*Work required*: Quote all of the entries word for word.

*Stored data*:
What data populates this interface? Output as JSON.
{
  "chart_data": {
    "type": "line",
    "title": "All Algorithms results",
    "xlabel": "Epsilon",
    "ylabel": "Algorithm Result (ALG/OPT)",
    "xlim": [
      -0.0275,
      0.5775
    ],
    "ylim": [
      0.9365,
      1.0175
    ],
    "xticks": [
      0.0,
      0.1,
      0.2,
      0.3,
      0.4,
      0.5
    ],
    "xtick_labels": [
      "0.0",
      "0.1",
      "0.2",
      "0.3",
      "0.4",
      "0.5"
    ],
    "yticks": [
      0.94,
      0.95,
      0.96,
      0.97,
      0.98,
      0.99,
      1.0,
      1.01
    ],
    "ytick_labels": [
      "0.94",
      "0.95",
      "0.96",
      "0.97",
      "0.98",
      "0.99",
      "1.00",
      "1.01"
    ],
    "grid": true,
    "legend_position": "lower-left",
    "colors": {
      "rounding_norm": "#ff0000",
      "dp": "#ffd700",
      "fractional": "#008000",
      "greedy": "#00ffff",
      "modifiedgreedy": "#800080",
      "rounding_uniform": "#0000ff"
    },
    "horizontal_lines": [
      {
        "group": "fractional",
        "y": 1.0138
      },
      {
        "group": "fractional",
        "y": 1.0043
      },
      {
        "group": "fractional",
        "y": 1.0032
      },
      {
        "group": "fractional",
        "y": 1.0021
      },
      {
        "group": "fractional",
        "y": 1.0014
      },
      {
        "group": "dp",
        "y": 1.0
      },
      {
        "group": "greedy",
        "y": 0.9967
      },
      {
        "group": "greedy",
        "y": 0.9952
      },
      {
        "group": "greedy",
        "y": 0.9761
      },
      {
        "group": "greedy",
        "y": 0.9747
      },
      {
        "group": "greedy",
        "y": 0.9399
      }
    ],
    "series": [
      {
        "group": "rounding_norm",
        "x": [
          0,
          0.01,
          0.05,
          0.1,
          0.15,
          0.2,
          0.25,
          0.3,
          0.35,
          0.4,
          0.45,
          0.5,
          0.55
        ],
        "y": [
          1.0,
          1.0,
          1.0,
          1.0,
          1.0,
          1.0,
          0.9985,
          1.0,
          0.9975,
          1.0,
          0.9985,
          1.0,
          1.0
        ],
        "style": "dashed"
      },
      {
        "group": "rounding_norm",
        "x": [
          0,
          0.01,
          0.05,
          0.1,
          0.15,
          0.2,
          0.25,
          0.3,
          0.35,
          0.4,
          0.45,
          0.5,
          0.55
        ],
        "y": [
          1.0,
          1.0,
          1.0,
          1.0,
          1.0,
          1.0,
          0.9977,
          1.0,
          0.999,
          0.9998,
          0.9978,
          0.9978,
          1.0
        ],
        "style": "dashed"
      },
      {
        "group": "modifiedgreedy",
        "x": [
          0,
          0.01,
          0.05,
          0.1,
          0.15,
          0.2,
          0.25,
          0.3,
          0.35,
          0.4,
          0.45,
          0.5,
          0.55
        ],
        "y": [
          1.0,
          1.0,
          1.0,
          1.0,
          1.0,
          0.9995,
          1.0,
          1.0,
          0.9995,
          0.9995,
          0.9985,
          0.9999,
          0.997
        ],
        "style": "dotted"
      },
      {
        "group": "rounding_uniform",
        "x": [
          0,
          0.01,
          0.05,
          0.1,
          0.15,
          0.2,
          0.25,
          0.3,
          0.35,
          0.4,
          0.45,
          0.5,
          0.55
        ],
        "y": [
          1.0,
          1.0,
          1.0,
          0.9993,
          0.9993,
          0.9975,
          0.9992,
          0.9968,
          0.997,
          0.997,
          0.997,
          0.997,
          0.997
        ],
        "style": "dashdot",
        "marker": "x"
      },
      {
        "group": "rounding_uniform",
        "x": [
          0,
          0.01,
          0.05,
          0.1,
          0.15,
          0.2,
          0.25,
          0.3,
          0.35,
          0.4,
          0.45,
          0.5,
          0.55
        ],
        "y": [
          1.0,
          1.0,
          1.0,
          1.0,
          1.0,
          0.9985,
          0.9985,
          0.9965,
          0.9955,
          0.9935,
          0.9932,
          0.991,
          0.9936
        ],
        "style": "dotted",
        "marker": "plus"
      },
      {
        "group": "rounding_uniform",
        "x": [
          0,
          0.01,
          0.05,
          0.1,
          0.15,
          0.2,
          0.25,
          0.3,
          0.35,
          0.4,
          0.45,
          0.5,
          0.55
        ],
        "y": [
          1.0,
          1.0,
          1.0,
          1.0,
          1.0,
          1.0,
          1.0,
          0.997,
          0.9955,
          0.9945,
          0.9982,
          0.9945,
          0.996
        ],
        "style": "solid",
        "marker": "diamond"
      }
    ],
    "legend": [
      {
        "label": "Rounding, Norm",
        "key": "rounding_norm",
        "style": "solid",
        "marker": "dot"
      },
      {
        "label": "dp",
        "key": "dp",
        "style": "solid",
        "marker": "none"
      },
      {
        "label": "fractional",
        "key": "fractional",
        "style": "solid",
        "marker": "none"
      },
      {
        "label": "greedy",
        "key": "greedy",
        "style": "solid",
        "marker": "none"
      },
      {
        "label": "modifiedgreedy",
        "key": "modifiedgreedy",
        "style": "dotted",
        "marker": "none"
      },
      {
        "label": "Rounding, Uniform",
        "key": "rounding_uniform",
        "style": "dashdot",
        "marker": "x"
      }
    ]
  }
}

*Answer to this exercise*:
What data populates this interface? Output as JSON.
{
  "chart_data": {
    "type": "line",
    "title": "All Algorithms results",
    "xlabel": "Epsilon",
    "ylabel": "Algorithm Result (ALG/OPT)",
    "xlim": [
      -0.0275,
      0.5775
    ],
    "ylim": [
      0.9365,
      1.0175
    ],
    "xticks": [
      0.0,
      0.1,
      0.2,
      0.3,
      0.4,
      0.5
    ],
    "xtick_labels": [
      "0.0",
      "0.1",
      "0.2",
      "0.3",
      "0.4",
      "0.5"
    ],
    "yticks": [
      0.94,
      0.95,
      0.96,
      0.97,
      0.98,
      0.99,
      1.0,
      1.01
    ],
    "ytick_labels": [
      "0.94",
      "0.95",
      "0.96",
      "0.97",
      "0.98",
      "0.99",
      "1.00",
      "1.01"
    ],
    "grid": true,
    "legend_position": "lower-left",
    "colors": {
      "rounding_norm": "#ff0000",
      "dp": "#ffd700",
      "fractional": "#008000",
      "greedy": "#00ffff",
      "modifiedgreedy": "#800080",
      "rounding_uniform": "#0000ff"
    },
    "horizontal_lines": [
      {
        "group": "fractional",
        "y": 1.0138
      },
      {
        "group": "fractional",
        "y": 1.0043
      },
      {
        "group": "fractional",
        "y": 1.0032
      },
      {
        "group": "fractional",
        "y": 1.0021
      },
      {
        "group": "fractional",
        "y": 1.0014
      },
      {
        "group": "dp",
        "y": 1.0
      },
      {
        "group": "greedy",
        "y": 0.9967
      },
      {
        "group": "greedy",
        "y": 0.9952
      },
      {
        "group": "greedy",
        "y": 0.9761
      },
      {
        "group": "greedy",
        "y": 0.9747
      },
      {
        "group": "greedy",
        "y": 0.9399
      }
    ],
    "series": [
      {
        "group": "rounding_norm",
        "x": [
          0,
          0.01,
          0.05,
          0.1,
          0.15,
          0.2,
          0.25,
          0.3,
          0.35,
          0.4,
          0.45,
          0.5,
          0.55
        ],
        "y": [
          1.0,
          1.0,
          1.0,
          1.0,
          1.0,
          1.0,
          0.9985,
          1.0,
          0.9975,
          1.0,
          0.9985,
          1.0,
          1.0
        ],
        "style": "dashed"
      },
      {
        "group": "rounding_norm",
        "x": [
          0,
          0.01,
          0.05,
          0.1,
          0.15,
          0.2,
          0.25,
          0.3,
          0.35,
          0.4,
          0.45,
          0.5,
          0.55
        ],
        "y": [
          1.0,
          1.0,
          1.0,
          1.0,
          1.0,
          1.0,
          0.9977,
          1.0,
          0.999,
          0.9998,
          0.9978,
          0.9978,
          1.0
        ],
        "style": "dashed"
      },
      {
        "group": "modifiedgreedy",
        "x": [
          0,
          0.01,
          0.05,
          0.1,
          0.15,
          0.2,
          0.25,
          0.3,
          0.35,
          0.4,
          0.45,
          0.5,
          0.55
        ],
        "y": [
          1.0,
          1.0,
          1.0,
          1.0,
          1.0,
          0.9995,
          1.0,
          1.0,
          0.9995,
          0.9995,
          0.9985,
          0.9999,
          0.997
        ],
        "style": "dotted"
      },
      {
        "group": "rounding_uniform",
        "x": [
          0,
          0.01,
          0.05,
          0.1,
          0.15,
          0.2,
          0.25,
          0.3,
          0.35,
          0.4,
          0.45,
          0.5,
          0.55
        ],
        "y": [
          1.0,
          1.0,
          1.0,
          0.9993,
          0.9993,
          0.9975,
          0.9992,
          0.9968,
          0.997,
          0.997,
          0.997,
          0.997,
          0.997
        ],
        "style": "dashdot",
        "marker": "x"
      },
      {
        "group": "rounding_uniform",
        "x": [
          0,
          0.01,
          0.05,
          0.1,
          0.15,
          0.2,
          0.25,
          0.3,
          0.35,
          0.4,
          0.45,
          0.5,
          0.55
        ],
        "y": [
          1.0,
          1.0,
          1.0,
          1.0,
          1.0,
          0.9985,
          0.9985,
          0.9965,
          0.9955,
          0.9935,
          0.9932,
          0.991,
          0.9936
        ],
        "style": "dotted",
        "marker": "plus"
      },
      {
        "group": "rounding_uniform",
        "x": [
          0,
          0.01,
          0.05,
          0.1,
          0.15,
          0.2,
          0.25,
          0.3,
          0.35,
          0.4,
          0.45,
          0.5,
          0.55
        ],
        "y": [
          1.0,
          1.0,
          1.0,
          1.0,
          1.0,
          1.0,
          1.0,
          0.997,
          0.9955,
          0.9945,
          0.9982,
          0.9945,
          0.996
        ],
        "style": "solid",
        "marker": "diamond"
      }
    ],
    "legend": [
      {
        "label": "Rounding, Norm",
        "key": "rounding_norm",
        "style": "solid",
        "marker": "dot"
      },
      {
        "label": "dp",
        "key": "dp",
        "style": "solid",
        "marker": "none"
      },
      {
        "label": "fractional",
        "key": "fractional",
        "style": "solid",
        "marker": "none"
      },
      {
        "label": "greedy",
        "key": "greedy",
        "style": "solid",
        "marker": "none"
      },
      {
        "label": "modifiedgreedy",
        "key": "modifiedgreedy",
        "style": "dotted",
        "marker": "none"
      },
      {
        "label": "Rounding, Uniform",
        "key": "rounding_uniform",
        "style": "dashdot",
        "marker": "x"
      }
    ]
  }
}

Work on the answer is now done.